__BRIEF__:
Take from the listing each line that has the string "více".

:: DATA IN THIS EXERCISE

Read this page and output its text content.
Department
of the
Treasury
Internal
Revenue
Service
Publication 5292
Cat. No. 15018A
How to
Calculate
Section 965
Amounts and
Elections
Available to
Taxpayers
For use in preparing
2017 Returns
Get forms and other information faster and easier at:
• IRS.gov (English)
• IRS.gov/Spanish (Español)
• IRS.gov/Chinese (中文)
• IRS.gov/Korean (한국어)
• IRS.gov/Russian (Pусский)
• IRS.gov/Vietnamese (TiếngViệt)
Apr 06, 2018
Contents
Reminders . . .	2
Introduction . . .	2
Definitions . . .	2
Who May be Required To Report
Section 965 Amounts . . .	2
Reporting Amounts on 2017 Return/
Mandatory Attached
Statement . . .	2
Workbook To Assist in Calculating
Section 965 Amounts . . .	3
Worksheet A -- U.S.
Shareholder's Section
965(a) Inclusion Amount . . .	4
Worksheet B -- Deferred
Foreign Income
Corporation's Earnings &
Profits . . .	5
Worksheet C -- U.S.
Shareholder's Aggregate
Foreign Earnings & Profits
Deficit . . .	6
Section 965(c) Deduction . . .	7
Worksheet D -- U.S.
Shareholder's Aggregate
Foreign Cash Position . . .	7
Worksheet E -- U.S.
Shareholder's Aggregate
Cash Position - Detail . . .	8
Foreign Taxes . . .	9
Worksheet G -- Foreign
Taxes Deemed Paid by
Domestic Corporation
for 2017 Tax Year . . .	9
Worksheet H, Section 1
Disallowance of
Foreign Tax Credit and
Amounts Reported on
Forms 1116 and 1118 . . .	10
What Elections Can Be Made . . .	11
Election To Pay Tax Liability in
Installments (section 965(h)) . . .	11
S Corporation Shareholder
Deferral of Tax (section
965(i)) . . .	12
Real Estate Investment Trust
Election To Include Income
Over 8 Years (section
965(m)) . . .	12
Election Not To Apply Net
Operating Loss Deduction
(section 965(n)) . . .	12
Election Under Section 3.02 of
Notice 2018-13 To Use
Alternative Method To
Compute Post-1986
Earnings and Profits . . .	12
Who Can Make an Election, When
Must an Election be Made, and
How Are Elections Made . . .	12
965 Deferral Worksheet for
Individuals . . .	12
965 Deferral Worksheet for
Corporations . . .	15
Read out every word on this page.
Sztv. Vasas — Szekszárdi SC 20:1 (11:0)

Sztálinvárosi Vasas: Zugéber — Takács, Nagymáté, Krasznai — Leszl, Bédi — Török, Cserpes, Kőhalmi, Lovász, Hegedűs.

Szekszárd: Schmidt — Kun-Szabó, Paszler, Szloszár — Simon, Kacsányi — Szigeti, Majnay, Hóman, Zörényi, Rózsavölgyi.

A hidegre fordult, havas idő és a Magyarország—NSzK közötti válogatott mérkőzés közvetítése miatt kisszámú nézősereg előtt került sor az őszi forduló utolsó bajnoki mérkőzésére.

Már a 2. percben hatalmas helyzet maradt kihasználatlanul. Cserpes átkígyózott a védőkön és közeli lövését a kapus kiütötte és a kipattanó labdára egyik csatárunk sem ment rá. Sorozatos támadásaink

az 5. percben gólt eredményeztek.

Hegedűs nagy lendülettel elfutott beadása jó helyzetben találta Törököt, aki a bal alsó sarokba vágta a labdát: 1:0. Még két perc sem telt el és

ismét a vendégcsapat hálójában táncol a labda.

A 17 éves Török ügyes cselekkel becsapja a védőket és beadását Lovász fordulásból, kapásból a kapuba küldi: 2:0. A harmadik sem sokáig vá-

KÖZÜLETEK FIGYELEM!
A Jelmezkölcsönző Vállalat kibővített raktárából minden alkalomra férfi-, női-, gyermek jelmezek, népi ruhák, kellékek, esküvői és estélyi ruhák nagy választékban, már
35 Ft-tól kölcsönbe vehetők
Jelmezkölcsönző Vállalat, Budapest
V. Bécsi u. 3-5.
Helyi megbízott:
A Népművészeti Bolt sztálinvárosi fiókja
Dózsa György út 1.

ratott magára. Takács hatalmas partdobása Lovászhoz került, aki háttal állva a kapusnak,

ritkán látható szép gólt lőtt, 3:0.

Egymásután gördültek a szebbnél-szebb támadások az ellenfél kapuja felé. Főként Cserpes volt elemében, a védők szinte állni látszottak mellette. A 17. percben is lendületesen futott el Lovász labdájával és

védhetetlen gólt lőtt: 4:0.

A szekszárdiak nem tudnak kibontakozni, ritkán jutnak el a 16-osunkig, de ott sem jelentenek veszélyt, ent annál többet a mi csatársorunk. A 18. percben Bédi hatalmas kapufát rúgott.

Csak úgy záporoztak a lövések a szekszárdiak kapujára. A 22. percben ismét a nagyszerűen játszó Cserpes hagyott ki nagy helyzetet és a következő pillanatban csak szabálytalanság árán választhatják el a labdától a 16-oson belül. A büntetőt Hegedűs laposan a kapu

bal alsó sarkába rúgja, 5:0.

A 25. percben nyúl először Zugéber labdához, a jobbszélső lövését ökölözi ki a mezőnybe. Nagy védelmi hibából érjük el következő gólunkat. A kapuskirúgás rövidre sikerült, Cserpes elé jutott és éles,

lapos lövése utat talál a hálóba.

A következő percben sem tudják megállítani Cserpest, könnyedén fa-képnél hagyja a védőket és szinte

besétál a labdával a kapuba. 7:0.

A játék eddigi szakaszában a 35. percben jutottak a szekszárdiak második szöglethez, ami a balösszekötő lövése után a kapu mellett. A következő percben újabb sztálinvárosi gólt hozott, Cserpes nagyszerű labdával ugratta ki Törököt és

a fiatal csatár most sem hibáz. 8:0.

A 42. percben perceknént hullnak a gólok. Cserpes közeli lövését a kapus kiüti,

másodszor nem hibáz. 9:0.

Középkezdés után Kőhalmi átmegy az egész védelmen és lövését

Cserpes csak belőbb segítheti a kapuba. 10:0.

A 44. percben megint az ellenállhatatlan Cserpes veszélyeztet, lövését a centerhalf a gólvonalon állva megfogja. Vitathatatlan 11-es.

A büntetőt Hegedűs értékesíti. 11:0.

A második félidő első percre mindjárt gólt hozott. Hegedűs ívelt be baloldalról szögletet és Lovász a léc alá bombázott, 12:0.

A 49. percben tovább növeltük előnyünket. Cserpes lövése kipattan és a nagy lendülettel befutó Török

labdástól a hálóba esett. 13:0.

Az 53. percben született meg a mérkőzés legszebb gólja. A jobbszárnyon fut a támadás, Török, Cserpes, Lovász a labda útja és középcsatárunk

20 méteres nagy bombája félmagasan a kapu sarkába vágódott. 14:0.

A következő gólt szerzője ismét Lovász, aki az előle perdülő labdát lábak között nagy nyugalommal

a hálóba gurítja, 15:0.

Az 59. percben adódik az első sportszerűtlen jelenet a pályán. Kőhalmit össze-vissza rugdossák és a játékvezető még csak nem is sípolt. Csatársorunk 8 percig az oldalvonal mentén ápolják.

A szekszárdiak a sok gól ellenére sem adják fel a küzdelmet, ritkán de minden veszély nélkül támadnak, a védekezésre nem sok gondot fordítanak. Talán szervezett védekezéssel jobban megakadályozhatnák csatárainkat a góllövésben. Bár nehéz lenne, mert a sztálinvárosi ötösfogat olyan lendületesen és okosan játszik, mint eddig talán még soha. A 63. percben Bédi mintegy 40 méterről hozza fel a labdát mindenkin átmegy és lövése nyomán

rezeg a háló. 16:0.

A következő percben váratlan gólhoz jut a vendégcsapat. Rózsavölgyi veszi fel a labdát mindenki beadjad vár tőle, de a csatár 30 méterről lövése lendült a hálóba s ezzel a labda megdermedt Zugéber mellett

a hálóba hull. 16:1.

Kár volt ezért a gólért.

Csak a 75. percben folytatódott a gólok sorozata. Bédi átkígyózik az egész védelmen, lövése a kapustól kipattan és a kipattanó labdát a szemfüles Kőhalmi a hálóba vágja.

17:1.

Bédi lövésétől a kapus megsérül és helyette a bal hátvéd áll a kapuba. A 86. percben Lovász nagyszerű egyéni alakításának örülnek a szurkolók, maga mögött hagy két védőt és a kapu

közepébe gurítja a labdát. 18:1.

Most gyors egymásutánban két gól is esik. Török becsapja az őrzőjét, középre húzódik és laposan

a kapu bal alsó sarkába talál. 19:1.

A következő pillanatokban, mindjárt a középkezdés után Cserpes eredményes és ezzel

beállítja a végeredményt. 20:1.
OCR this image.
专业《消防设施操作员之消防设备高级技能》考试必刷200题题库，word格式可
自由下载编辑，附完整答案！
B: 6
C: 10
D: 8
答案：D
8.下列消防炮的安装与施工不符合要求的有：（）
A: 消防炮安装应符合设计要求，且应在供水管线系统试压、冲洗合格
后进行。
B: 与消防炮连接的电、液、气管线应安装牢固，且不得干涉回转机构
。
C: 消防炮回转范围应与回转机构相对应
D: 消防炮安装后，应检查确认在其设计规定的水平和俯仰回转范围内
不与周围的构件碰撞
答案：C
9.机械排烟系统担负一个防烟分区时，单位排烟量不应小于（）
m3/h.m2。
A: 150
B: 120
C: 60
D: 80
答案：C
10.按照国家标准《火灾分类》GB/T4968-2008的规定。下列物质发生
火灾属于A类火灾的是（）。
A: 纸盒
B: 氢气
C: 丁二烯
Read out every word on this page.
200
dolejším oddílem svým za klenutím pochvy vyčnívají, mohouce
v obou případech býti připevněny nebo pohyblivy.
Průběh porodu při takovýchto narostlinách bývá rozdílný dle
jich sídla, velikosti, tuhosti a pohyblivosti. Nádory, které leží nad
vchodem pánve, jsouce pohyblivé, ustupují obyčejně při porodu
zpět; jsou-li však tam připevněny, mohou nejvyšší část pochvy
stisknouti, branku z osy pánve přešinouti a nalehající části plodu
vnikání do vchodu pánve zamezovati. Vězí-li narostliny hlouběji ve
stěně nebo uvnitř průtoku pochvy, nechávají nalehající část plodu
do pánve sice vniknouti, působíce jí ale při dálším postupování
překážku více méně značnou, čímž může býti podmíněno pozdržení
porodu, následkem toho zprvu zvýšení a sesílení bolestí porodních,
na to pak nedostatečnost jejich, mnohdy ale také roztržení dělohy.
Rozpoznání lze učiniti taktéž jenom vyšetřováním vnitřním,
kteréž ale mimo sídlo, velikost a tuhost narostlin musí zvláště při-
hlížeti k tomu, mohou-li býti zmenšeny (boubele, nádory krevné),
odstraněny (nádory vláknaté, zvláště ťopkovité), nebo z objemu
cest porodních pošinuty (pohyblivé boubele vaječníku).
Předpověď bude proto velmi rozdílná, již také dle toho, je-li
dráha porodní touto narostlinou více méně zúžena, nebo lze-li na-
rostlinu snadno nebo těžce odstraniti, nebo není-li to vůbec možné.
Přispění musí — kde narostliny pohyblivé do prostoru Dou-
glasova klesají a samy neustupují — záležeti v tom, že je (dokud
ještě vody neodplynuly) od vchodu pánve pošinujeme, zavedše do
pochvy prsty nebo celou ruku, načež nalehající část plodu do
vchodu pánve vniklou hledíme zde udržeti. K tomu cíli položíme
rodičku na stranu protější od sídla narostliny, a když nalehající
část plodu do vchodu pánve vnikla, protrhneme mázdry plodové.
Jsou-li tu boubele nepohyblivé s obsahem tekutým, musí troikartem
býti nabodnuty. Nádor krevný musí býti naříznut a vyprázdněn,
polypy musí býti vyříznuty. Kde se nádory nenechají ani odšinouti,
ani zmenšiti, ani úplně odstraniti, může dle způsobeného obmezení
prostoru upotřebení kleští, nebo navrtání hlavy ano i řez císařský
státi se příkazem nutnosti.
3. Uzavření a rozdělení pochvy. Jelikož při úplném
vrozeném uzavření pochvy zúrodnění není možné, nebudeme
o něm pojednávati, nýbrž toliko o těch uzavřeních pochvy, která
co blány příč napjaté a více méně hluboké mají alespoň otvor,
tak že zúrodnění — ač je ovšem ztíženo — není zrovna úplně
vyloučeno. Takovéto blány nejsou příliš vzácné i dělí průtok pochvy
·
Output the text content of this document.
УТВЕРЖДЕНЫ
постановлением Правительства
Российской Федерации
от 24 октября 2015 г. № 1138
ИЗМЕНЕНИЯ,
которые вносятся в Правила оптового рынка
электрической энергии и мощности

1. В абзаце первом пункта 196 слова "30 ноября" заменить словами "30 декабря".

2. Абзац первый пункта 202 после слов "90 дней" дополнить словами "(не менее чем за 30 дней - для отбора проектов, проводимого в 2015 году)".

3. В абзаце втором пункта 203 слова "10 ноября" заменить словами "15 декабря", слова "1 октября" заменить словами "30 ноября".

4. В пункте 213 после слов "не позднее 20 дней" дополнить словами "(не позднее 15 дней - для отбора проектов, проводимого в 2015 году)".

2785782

::::

__COMPLETED TASK__:
překážku více méně značnou, čímž může býti podmíněno pozdržení
dráha porodní touto narostlinou více méně zúžena, nebo lze-li na-
co blány příč napjaté a více méně hluboké mají alespoň otvor,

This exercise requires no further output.